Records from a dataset
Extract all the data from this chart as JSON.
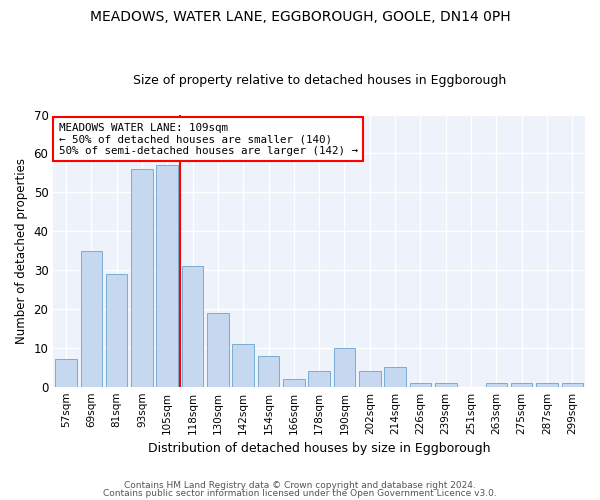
{
  "title_line1": "MEADOWS, WATER LANE, EGGBOROUGH, GOOLE, DN14 0PH",
  "title_line2": "Size of property relative to detached houses in Eggborough",
  "xlabel": "Distribution of detached houses by size in Eggborough",
  "ylabel": "Number of detached properties",
  "categories": [
    "57sqm",
    "69sqm",
    "81sqm",
    "93sqm",
    "105sqm",
    "118sqm",
    "130sqm",
    "142sqm",
    "154sqm",
    "166sqm",
    "178sqm",
    "190sqm",
    "202sqm",
    "214sqm",
    "226sqm",
    "239sqm",
    "251sqm",
    "263sqm",
    "275sqm",
    "287sqm",
    "299sqm"
  ],
  "values": [
    7,
    35,
    29,
    56,
    57,
    31,
    19,
    11,
    8,
    2,
    4,
    10,
    4,
    5,
    1,
    1,
    0,
    1,
    1,
    1,
    1
  ],
  "bar_color": "#c5d8f0",
  "bar_edge_color": "#7aadd4",
  "red_line_label": "MEADOWS WATER LANE: 109sqm",
  "annotation_line2": "← 50% of detached houses are smaller (140)",
  "annotation_line3": "50% of semi-detached houses are larger (142) →",
  "background_color": "#eef2fb",
  "grid_color": "#ffffff",
  "ylim": [
    0,
    70
  ],
  "yticks": [
    0,
    10,
    20,
    30,
    40,
    50,
    60,
    70
  ],
  "footnote_line1": "Contains HM Land Registry data © Crown copyright and database right 2024.",
  "footnote_line2": "Contains public sector information licensed under the Open Government Licence v3.0."
}
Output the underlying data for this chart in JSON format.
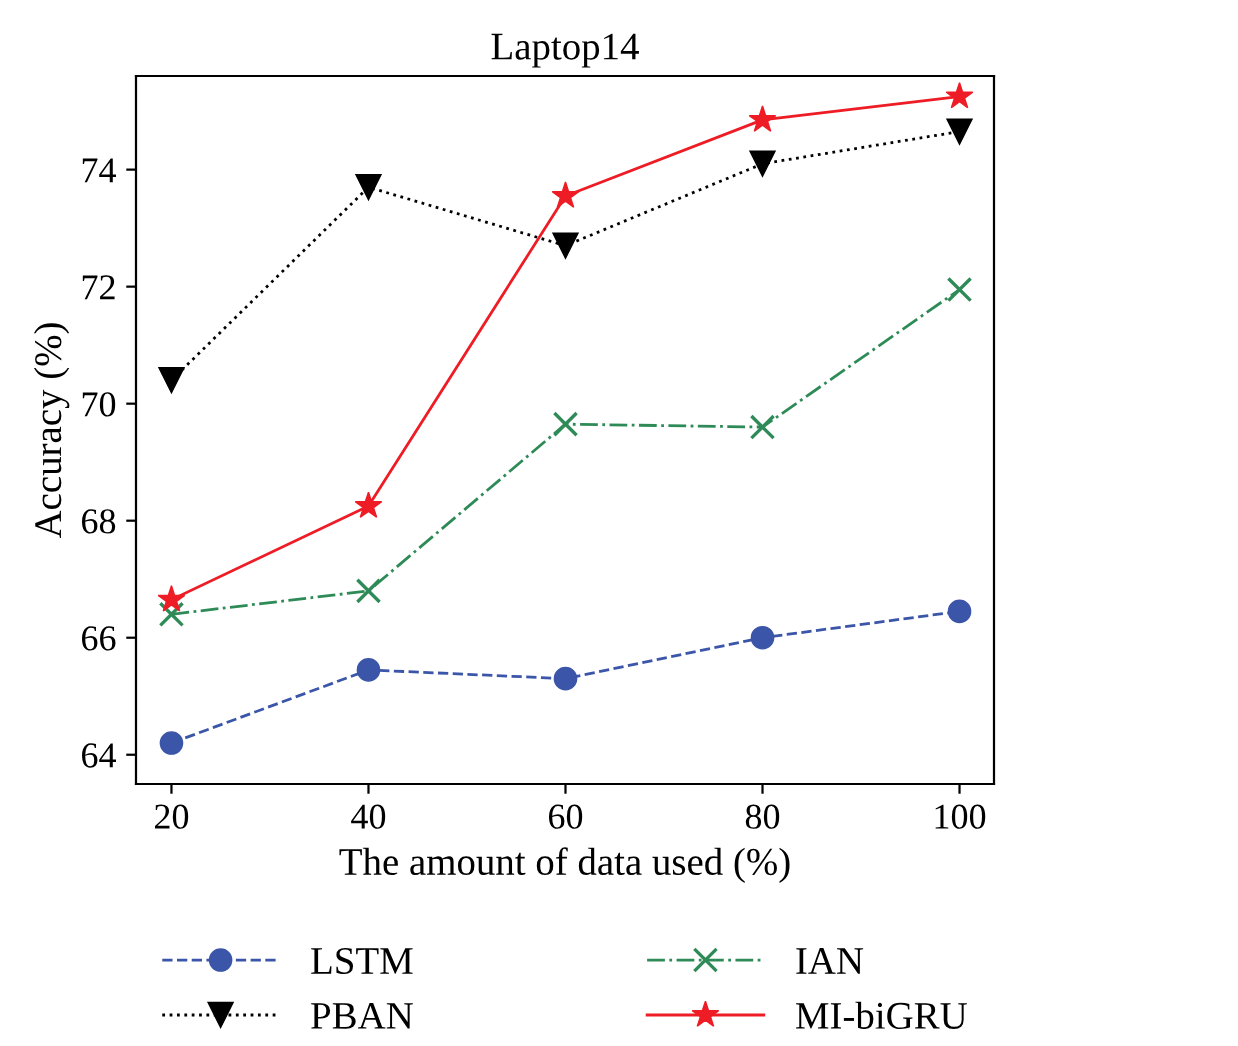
{
  "chart_data": {
    "type": "line",
    "title": "Laptop14",
    "xlabel": "The amount of data used (%)",
    "ylabel": "Accuracy (%)",
    "x": [
      20,
      40,
      60,
      80,
      100
    ],
    "series": [
      {
        "name": "LSTM",
        "color": "#3b55a8",
        "marker": "circle",
        "line_style": "dashed",
        "values": [
          64.2,
          65.45,
          65.3,
          66.0,
          66.45
        ]
      },
      {
        "name": "PBAN",
        "color": "#000000",
        "marker": "triangle",
        "line_style": "dotted",
        "values": [
          70.4,
          73.7,
          72.7,
          74.1,
          74.65
        ]
      },
      {
        "name": "IAN",
        "color": "#2e8b57",
        "marker": "cross",
        "line_style": "dashdot",
        "values": [
          66.4,
          66.8,
          69.65,
          69.6,
          71.95
        ]
      },
      {
        "name": "MI-biGRU",
        "color": "#ee1c25",
        "marker": "star",
        "line_style": "solid",
        "values": [
          66.65,
          68.25,
          73.55,
          74.85,
          75.25
        ]
      }
    ],
    "xlim": [
      16.4,
      103.5
    ],
    "ylim": [
      63.5,
      75.6
    ],
    "xticks": [
      20,
      40,
      60,
      80,
      100
    ],
    "yticks": [
      64,
      66,
      68,
      70,
      72,
      74
    ],
    "grid": false,
    "legend": "bottom"
  }
}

* [The problem]:
Transcribe the records above verbatim. Do not carry over any picture.

* [Finished task]:
Extract all the data from this chart as JSON.
{
  "title_line1": "MEADOWS, WATER LANE, EGGBOROUGH, GOOLE, DN14 0PH",
  "title_line2": "Size of property relative to detached houses in Eggborough",
  "xlabel": "Distribution of detached houses by size in Eggborough",
  "ylabel": "Number of detached properties",
  "categories": [
    "57sqm",
    "69sqm",
    "81sqm",
    "93sqm",
    "105sqm",
    "118sqm",
    "130sqm",
    "142sqm",
    "154sqm",
    "166sqm",
    "178sqm",
    "190sqm",
    "202sqm",
    "214sqm",
    "226sqm",
    "239sqm",
    "251sqm",
    "263sqm",
    "275sqm",
    "287sqm",
    "299sqm"
  ],
  "values": [
    7,
    35,
    29,
    56,
    57,
    31,
    19,
    11,
    8,
    2,
    4,
    10,
    4,
    5,
    1,
    1,
    0,
    1,
    1,
    1,
    1
  ],
  "bar_color": "#c5d8f0",
  "bar_edge_color": "#7aadd4",
  "red_line_label": "MEADOWS WATER LANE: 109sqm",
  "annotation_line2": "← 50% of detached houses are smaller (140)",
  "annotation_line3": "50% of semi-detached houses are larger (142) →",
  "background_color": "#eef2fb",
  "grid_color": "#ffffff",
  "ylim": [
    0,
    70
  ],
  "yticks": [
    0,
    10,
    20,
    30,
    40,
    50,
    60,
    70
  ],
  "footnote_line1": "Contains HM Land Registry data © Crown copyright and database right 2024.",
  "footnote_line2": "Contains public sector information licensed under the Open Government Licence v3.0."
}
Output the underlying data for this chart in JSON format.
{
  "chart_data": {
    "type": "line",
    "title": "Laptop14",
    "xlabel": "The amount of data used (%)",
    "ylabel": "Accuracy (%)",
    "x": [
      20,
      40,
      60,
      80,
      100
    ],
    "series": [
      {
        "name": "LSTM",
        "color": "#3b55a8",
        "marker": "circle",
        "line_style": "dashed",
        "values": [
          64.2,
          65.45,
          65.3,
          66.0,
          66.45
        ]
      },
      {
        "name": "PBAN",
        "color": "#000000",
        "marker": "triangle",
        "line_style": "dotted",
        "values": [
          70.4,
          73.7,
          72.7,
          74.1,
          74.65
        ]
      },
      {
        "name": "IAN",
        "color": "#2e8b57",
        "marker": "cross",
        "line_style": "dashdot",
        "values": [
          66.4,
          66.8,
          69.65,
          69.6,
          71.95
        ]
      },
      {
        "name": "MI-biGRU",
        "color": "#ee1c25",
        "marker": "star",
        "line_style": "solid",
        "values": [
          66.65,
          68.25,
          73.55,
          74.85,
          75.25
        ]
      }
    ],
    "xlim": [
      16.4,
      103.5
    ],
    "ylim": [
      63.5,
      75.6
    ],
    "xticks": [
      20,
      40,
      60,
      80,
      100
    ],
    "yticks": [
      64,
      66,
      68,
      70,
      72,
      74
    ],
    "grid": false,
    "legend": "bottom"
  }
}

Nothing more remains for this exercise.